= Information provided =
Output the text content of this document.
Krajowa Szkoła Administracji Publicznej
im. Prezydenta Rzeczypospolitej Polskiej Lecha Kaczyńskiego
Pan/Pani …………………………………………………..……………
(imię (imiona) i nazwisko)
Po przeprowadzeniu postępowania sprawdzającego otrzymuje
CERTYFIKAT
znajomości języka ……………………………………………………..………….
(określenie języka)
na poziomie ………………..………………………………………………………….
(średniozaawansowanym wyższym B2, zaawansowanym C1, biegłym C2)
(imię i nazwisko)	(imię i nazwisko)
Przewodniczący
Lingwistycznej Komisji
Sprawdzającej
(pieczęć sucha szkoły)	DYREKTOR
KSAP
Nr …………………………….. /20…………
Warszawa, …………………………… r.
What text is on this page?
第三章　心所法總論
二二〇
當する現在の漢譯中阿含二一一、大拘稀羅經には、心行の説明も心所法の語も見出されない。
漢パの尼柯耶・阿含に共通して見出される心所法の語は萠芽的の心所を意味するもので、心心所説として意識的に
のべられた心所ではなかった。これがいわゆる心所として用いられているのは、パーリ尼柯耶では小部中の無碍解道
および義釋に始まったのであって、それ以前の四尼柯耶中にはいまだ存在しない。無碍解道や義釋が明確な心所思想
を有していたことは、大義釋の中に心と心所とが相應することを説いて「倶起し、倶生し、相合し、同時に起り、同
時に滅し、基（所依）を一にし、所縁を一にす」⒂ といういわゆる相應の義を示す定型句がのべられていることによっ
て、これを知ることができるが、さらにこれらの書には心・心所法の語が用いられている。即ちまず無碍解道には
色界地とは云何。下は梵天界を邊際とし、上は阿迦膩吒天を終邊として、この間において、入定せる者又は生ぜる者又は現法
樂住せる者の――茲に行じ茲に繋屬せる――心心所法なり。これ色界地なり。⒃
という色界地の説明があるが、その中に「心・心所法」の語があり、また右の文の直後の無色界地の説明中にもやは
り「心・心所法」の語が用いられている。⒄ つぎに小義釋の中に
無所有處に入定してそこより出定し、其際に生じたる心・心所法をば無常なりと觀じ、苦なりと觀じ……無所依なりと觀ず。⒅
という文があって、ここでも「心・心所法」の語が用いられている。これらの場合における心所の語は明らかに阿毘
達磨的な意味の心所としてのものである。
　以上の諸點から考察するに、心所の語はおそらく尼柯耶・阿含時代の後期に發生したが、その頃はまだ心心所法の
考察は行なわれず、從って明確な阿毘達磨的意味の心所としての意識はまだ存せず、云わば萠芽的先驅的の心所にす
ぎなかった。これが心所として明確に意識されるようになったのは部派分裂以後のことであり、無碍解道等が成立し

= The request =
Show the lines of the records that include the string "języka".

= Full response =
znajomości języka ……………………………………………………..………….
(określenie języka)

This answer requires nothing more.